Go through the entries below and pick out every line with "Female".
#### Raw data ####
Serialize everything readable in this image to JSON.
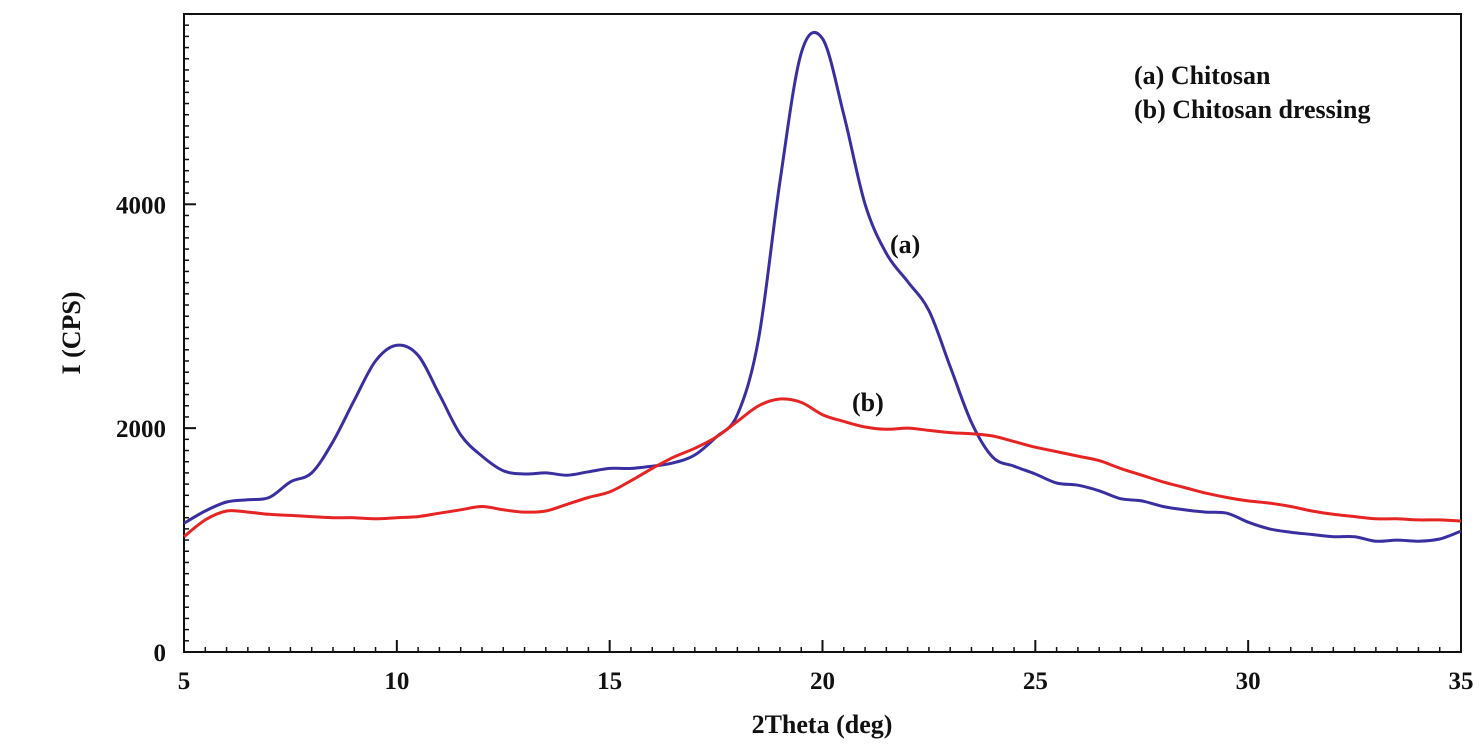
{
  "chart_data": {
    "type": "line",
    "title": "",
    "xlabel": "2Theta (deg)",
    "ylabel": "I (CPS)",
    "xlim": [
      5,
      35
    ],
    "ylim": [
      0,
      5700
    ],
    "xticks": [
      5,
      10,
      15,
      20,
      25,
      30,
      35
    ],
    "yticks": [
      0,
      2000,
      4000
    ],
    "grid": false,
    "legend": {
      "position": "top-right",
      "entries": [
        "(a) Chitosan",
        "(b) Chitosan dressing"
      ]
    },
    "series": [
      {
        "name": "(a) Chitosan",
        "label": "(a)",
        "color": "#3a2fa0",
        "x": [
          5,
          5.5,
          6,
          6.5,
          7,
          7.5,
          8,
          8.5,
          9,
          9.5,
          10,
          10.5,
          11,
          11.5,
          12,
          12.5,
          13,
          13.5,
          14,
          14.5,
          15,
          15.5,
          16,
          16.5,
          17,
          17.5,
          18,
          18.5,
          19,
          19.5,
          20,
          20.5,
          21,
          21.5,
          22,
          22.5,
          23,
          23.5,
          24,
          24.5,
          25,
          25.5,
          26,
          26.5,
          27,
          27.5,
          28,
          28.5,
          29,
          29.5,
          30,
          30.5,
          31,
          31.5,
          32,
          32.5,
          33,
          33.5,
          34,
          34.5,
          35
        ],
        "y": [
          1150,
          1260,
          1340,
          1360,
          1380,
          1520,
          1600,
          1880,
          2250,
          2600,
          2740,
          2650,
          2300,
          1940,
          1750,
          1620,
          1590,
          1600,
          1580,
          1610,
          1640,
          1640,
          1660,
          1690,
          1760,
          1920,
          2120,
          2800,
          4200,
          5350,
          5480,
          4800,
          4000,
          3560,
          3310,
          3050,
          2550,
          2050,
          1740,
          1660,
          1590,
          1510,
          1490,
          1440,
          1370,
          1350,
          1300,
          1270,
          1250,
          1240,
          1160,
          1100,
          1070,
          1050,
          1030,
          1030,
          990,
          1000,
          990,
          1010,
          1080
        ]
      },
      {
        "name": "(b) Chitosan dressing",
        "label": "(b)",
        "color": "#e62424",
        "x": [
          5,
          5.5,
          6,
          6.5,
          7,
          7.5,
          8,
          8.5,
          9,
          9.5,
          10,
          10.5,
          11,
          11.5,
          12,
          12.5,
          13,
          13.5,
          14,
          14.5,
          15,
          15.5,
          16,
          16.5,
          17,
          17.5,
          18,
          18.5,
          19,
          19.5,
          20,
          20.5,
          21,
          21.5,
          22,
          22.5,
          23,
          23.5,
          24,
          24.5,
          25,
          25.5,
          26,
          26.5,
          27,
          27.5,
          28,
          28.5,
          29,
          29.5,
          30,
          30.5,
          31,
          31.5,
          32,
          32.5,
          33,
          33.5,
          34,
          34.5,
          35
        ],
        "y": [
          1030,
          1180,
          1260,
          1250,
          1230,
          1220,
          1210,
          1200,
          1200,
          1190,
          1200,
          1210,
          1240,
          1270,
          1300,
          1270,
          1250,
          1260,
          1320,
          1380,
          1430,
          1530,
          1640,
          1740,
          1820,
          1920,
          2060,
          2200,
          2260,
          2230,
          2120,
          2060,
          2010,
          1990,
          2000,
          1980,
          1960,
          1950,
          1930,
          1880,
          1830,
          1790,
          1750,
          1710,
          1640,
          1580,
          1520,
          1470,
          1420,
          1380,
          1350,
          1330,
          1300,
          1260,
          1230,
          1210,
          1190,
          1190,
          1180,
          1180,
          1170
        ]
      }
    ]
  }
}
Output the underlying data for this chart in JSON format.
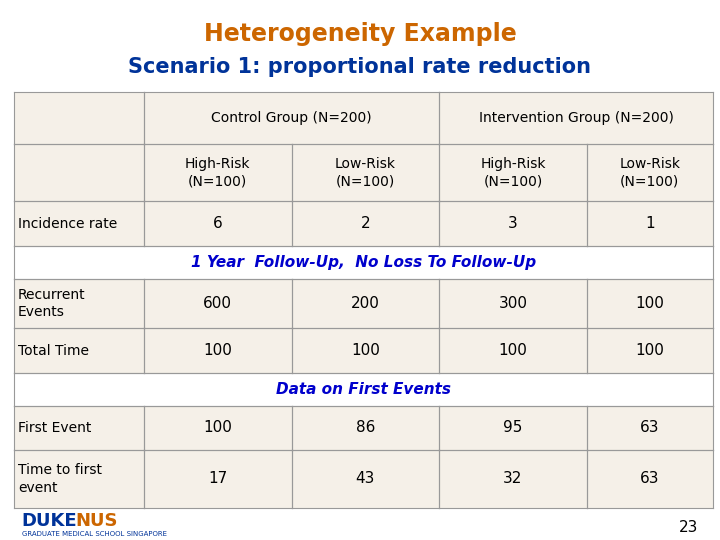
{
  "title1": "Heterogeneity Example",
  "title2": "Scenario 1: proportional rate reduction",
  "title1_color": "#CC6600",
  "title2_color": "#003399",
  "bg_color": "#FFFFFF",
  "table_bg": "#F5F0E8",
  "header_span1": "Control Group (N=200)",
  "header_span2": "Intervention Group (N=200)",
  "col_headers": [
    "High-Risk\n(N=100)",
    "Low-Risk\n(N=100)",
    "High-Risk\n(N=100)",
    "Low-Risk\n(N=100)"
  ],
  "row_label_col": [
    "Incidence rate",
    "",
    "1 Year Follow-Up, No Loss To Follow-Up",
    "Recurrent\nEvents",
    "Total Time",
    "",
    "Data on First Events",
    "First Event",
    "Time to first\nevent"
  ],
  "rows": [
    {
      "label": "Incidence rate",
      "values": [
        "6",
        "2",
        "3",
        "1"
      ],
      "is_data": true,
      "bg": "#F5F0E8"
    },
    {
      "label": "followup_header",
      "values": [],
      "is_section": true,
      "text": "1 Year Follow-Up, No Loss To Follow-Up",
      "bg": "#FFFFFF"
    },
    {
      "label": "Recurrent\nEvents",
      "values": [
        "600",
        "200",
        "300",
        "100"
      ],
      "is_data": true,
      "bg": "#F5F0E8"
    },
    {
      "label": "Total Time",
      "values": [
        "100",
        "100",
        "100",
        "100"
      ],
      "is_data": true,
      "bg": "#F5F0E8"
    },
    {
      "label": "first_events_header",
      "values": [],
      "is_section": true,
      "text": "Data on First Events",
      "bg": "#FFFFFF"
    },
    {
      "label": "First Event",
      "values": [
        "100",
        "86",
        "95",
        "63"
      ],
      "is_data": true,
      "bg": "#F5F0E8"
    },
    {
      "label": "Time to first\nevent",
      "values": [
        "17",
        "43",
        "32",
        "63"
      ],
      "is_data": true,
      "bg": "#F5F0E8"
    }
  ],
  "section_color": "#0000CC",
  "border_color": "#999999",
  "text_color": "#000000",
  "page_num": "23"
}
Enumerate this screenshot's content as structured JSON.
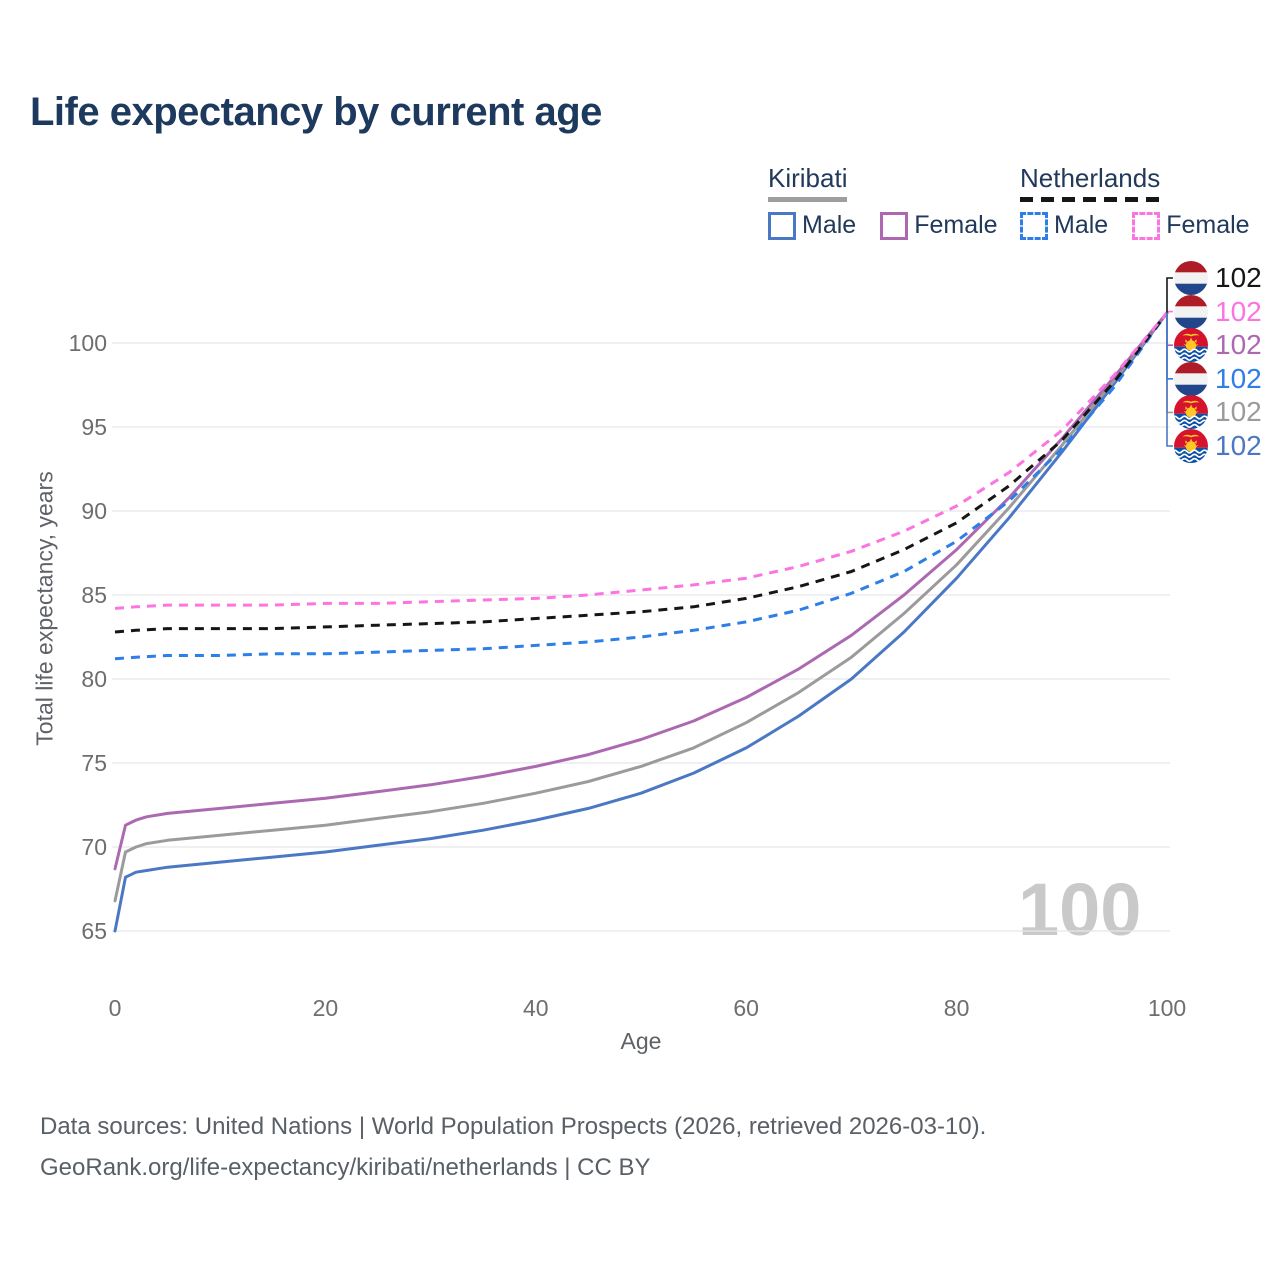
{
  "title": "Life expectancy by current age",
  "legend": {
    "groups": [
      {
        "country": "Kiribati",
        "line_style": "solid",
        "underline_color": "#9e9e9e",
        "items": [
          {
            "label": "Male",
            "color": "#4a78c4"
          },
          {
            "label": "Female",
            "color": "#ac69b2"
          }
        ]
      },
      {
        "country": "Netherlands",
        "line_style": "dashed",
        "underline_color": "#161616",
        "items": [
          {
            "label": "Male",
            "color": "#2e7ee8"
          },
          {
            "label": "Female",
            "color": "#fb74e0"
          }
        ]
      }
    ]
  },
  "chart_data": {
    "type": "line",
    "title": "Life expectancy by current age",
    "xlabel": "Age",
    "ylabel": "Total life expectancy, years",
    "xlim": [
      0,
      100
    ],
    "ylim": [
      63.5,
      103
    ],
    "xticks": [
      0,
      20,
      40,
      60,
      80,
      100
    ],
    "yticks": [
      65,
      70,
      75,
      80,
      85,
      90,
      95,
      100
    ],
    "grid": "horizontal-only",
    "legend_position": "top-right",
    "series": [
      {
        "name": "Kiribati Male",
        "country": "Kiribati",
        "sex": "Male",
        "color": "#4a78c4",
        "dash": false,
        "points": [
          [
            0,
            65.0
          ],
          [
            1,
            68.2
          ],
          [
            2,
            68.5
          ],
          [
            3,
            68.6
          ],
          [
            5,
            68.8
          ],
          [
            10,
            69.1
          ],
          [
            15,
            69.4
          ],
          [
            20,
            69.7
          ],
          [
            25,
            70.1
          ],
          [
            30,
            70.5
          ],
          [
            35,
            71.0
          ],
          [
            40,
            71.6
          ],
          [
            45,
            72.3
          ],
          [
            50,
            73.2
          ],
          [
            55,
            74.4
          ],
          [
            60,
            75.9
          ],
          [
            65,
            77.8
          ],
          [
            70,
            80.0
          ],
          [
            75,
            82.8
          ],
          [
            80,
            86.0
          ],
          [
            85,
            89.6
          ],
          [
            90,
            93.5
          ],
          [
            95,
            97.6
          ],
          [
            100,
            101.8
          ]
        ]
      },
      {
        "name": "Kiribati Total",
        "country": "Kiribati",
        "sex": "Both",
        "color": "#9b9b9b",
        "dash": false,
        "points": [
          [
            0,
            66.8
          ],
          [
            1,
            69.7
          ],
          [
            2,
            70.0
          ],
          [
            3,
            70.2
          ],
          [
            5,
            70.4
          ],
          [
            10,
            70.7
          ],
          [
            15,
            71.0
          ],
          [
            20,
            71.3
          ],
          [
            25,
            71.7
          ],
          [
            30,
            72.1
          ],
          [
            35,
            72.6
          ],
          [
            40,
            73.2
          ],
          [
            45,
            73.9
          ],
          [
            50,
            74.8
          ],
          [
            55,
            75.9
          ],
          [
            60,
            77.4
          ],
          [
            65,
            79.2
          ],
          [
            70,
            81.3
          ],
          [
            75,
            83.9
          ],
          [
            80,
            86.8
          ],
          [
            85,
            90.2
          ],
          [
            90,
            93.9
          ],
          [
            95,
            97.8
          ],
          [
            100,
            101.8
          ]
        ]
      },
      {
        "name": "Kiribati Female",
        "country": "Kiribati",
        "sex": "Female",
        "color": "#ac69b2",
        "dash": false,
        "points": [
          [
            0,
            68.7
          ],
          [
            1,
            71.3
          ],
          [
            2,
            71.6
          ],
          [
            3,
            71.8
          ],
          [
            5,
            72.0
          ],
          [
            10,
            72.3
          ],
          [
            15,
            72.6
          ],
          [
            20,
            72.9
          ],
          [
            25,
            73.3
          ],
          [
            30,
            73.7
          ],
          [
            35,
            74.2
          ],
          [
            40,
            74.8
          ],
          [
            45,
            75.5
          ],
          [
            50,
            76.4
          ],
          [
            55,
            77.5
          ],
          [
            60,
            78.9
          ],
          [
            65,
            80.6
          ],
          [
            70,
            82.6
          ],
          [
            75,
            85.0
          ],
          [
            80,
            87.7
          ],
          [
            85,
            90.8
          ],
          [
            90,
            94.3
          ],
          [
            95,
            98.0
          ],
          [
            100,
            101.8
          ]
        ]
      },
      {
        "name": "Netherlands Male",
        "country": "Netherlands",
        "sex": "Male",
        "color": "#2e7ee8",
        "dash": true,
        "points": [
          [
            0,
            81.2
          ],
          [
            2,
            81.3
          ],
          [
            5,
            81.4
          ],
          [
            10,
            81.4
          ],
          [
            15,
            81.5
          ],
          [
            20,
            81.5
          ],
          [
            25,
            81.6
          ],
          [
            30,
            81.7
          ],
          [
            35,
            81.8
          ],
          [
            40,
            82.0
          ],
          [
            45,
            82.2
          ],
          [
            50,
            82.5
          ],
          [
            55,
            82.9
          ],
          [
            60,
            83.4
          ],
          [
            65,
            84.1
          ],
          [
            70,
            85.1
          ],
          [
            75,
            86.4
          ],
          [
            80,
            88.2
          ],
          [
            85,
            90.6
          ],
          [
            90,
            93.7
          ],
          [
            95,
            97.4
          ],
          [
            100,
            101.8
          ]
        ]
      },
      {
        "name": "Netherlands Total",
        "country": "Netherlands",
        "sex": "Both",
        "color": "#161616",
        "dash": true,
        "points": [
          [
            0,
            82.8
          ],
          [
            2,
            82.9
          ],
          [
            5,
            83.0
          ],
          [
            10,
            83.0
          ],
          [
            15,
            83.0
          ],
          [
            20,
            83.1
          ],
          [
            25,
            83.2
          ],
          [
            30,
            83.3
          ],
          [
            35,
            83.4
          ],
          [
            40,
            83.6
          ],
          [
            45,
            83.8
          ],
          [
            50,
            84.0
          ],
          [
            55,
            84.3
          ],
          [
            60,
            84.8
          ],
          [
            65,
            85.5
          ],
          [
            70,
            86.4
          ],
          [
            75,
            87.7
          ],
          [
            80,
            89.3
          ],
          [
            85,
            91.5
          ],
          [
            90,
            94.2
          ],
          [
            95,
            97.7
          ],
          [
            100,
            101.8
          ]
        ]
      },
      {
        "name": "Netherlands Female",
        "country": "Netherlands",
        "sex": "Female",
        "color": "#fb74e0",
        "dash": true,
        "points": [
          [
            0,
            84.2
          ],
          [
            2,
            84.3
          ],
          [
            5,
            84.4
          ],
          [
            10,
            84.4
          ],
          [
            15,
            84.4
          ],
          [
            20,
            84.5
          ],
          [
            25,
            84.5
          ],
          [
            30,
            84.6
          ],
          [
            35,
            84.7
          ],
          [
            40,
            84.8
          ],
          [
            45,
            85.0
          ],
          [
            50,
            85.3
          ],
          [
            55,
            85.6
          ],
          [
            60,
            86.0
          ],
          [
            65,
            86.7
          ],
          [
            70,
            87.6
          ],
          [
            75,
            88.8
          ],
          [
            80,
            90.3
          ],
          [
            85,
            92.3
          ],
          [
            90,
            94.8
          ],
          [
            95,
            98.1
          ],
          [
            100,
            101.8
          ]
        ]
      }
    ]
  },
  "end_labels": [
    {
      "series": "Netherlands Total",
      "flag": "netherlands",
      "value": "102",
      "color": "#161616"
    },
    {
      "series": "Netherlands Female",
      "flag": "netherlands",
      "value": "102",
      "color": "#fb74e0"
    },
    {
      "series": "Kiribati Female",
      "flag": "kiribati",
      "value": "102",
      "color": "#ac69b2"
    },
    {
      "series": "Netherlands Male",
      "flag": "netherlands",
      "value": "102",
      "color": "#2e7ee8"
    },
    {
      "series": "Kiribati Total",
      "flag": "kiribati",
      "value": "102",
      "color": "#9b9b9b"
    },
    {
      "series": "Kiribati Male",
      "flag": "kiribati",
      "value": "102",
      "color": "#4a78c4"
    }
  ],
  "watermark": "100",
  "footer": {
    "line1": "Data sources: United Nations | World Population Prospects (2026, retrieved 2026-03-10).",
    "line2": "GeoRank.org/life-expectancy/kiribati/netherlands | CC BY"
  },
  "colors": {
    "title": "#1d3a5e",
    "tick_label": "#6e6e6e",
    "gridline": "#e8e8ea",
    "watermark": "#c9c9c9",
    "footer": "#595f66"
  }
}
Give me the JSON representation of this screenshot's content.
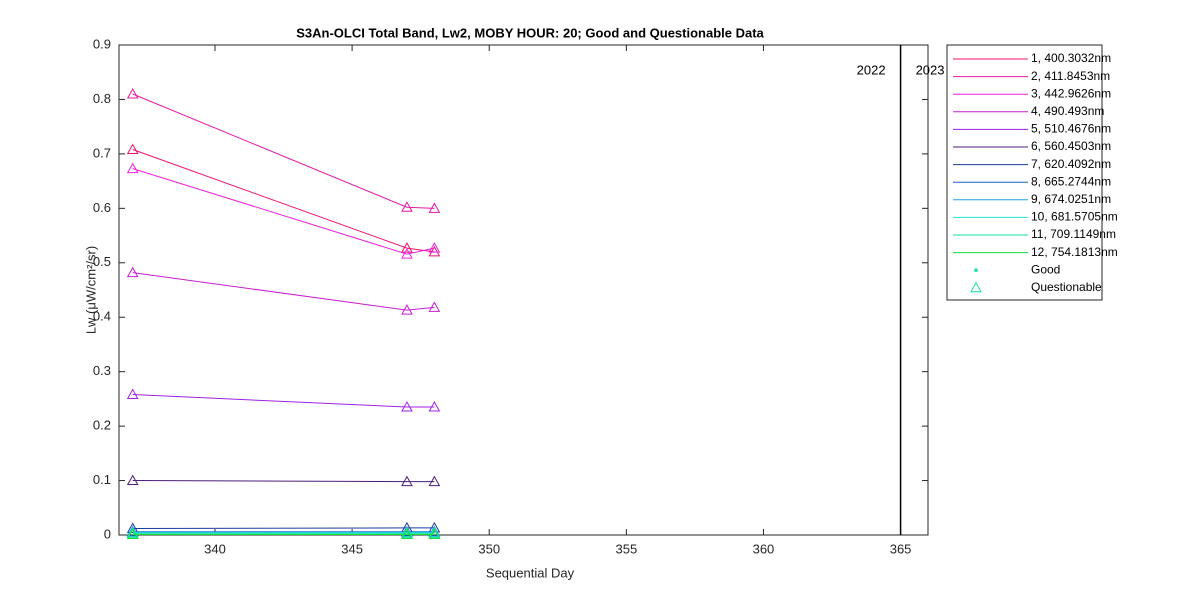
####
## Correct response
            "label": "Female",
            "label": "Female",
        "name": "Kiribati Female",
        "sex": "Female",
        "name": "Netherlands Female",
        "sex": "Female",
      "series": "Netherlands Female",
      "series": "Kiribati Female",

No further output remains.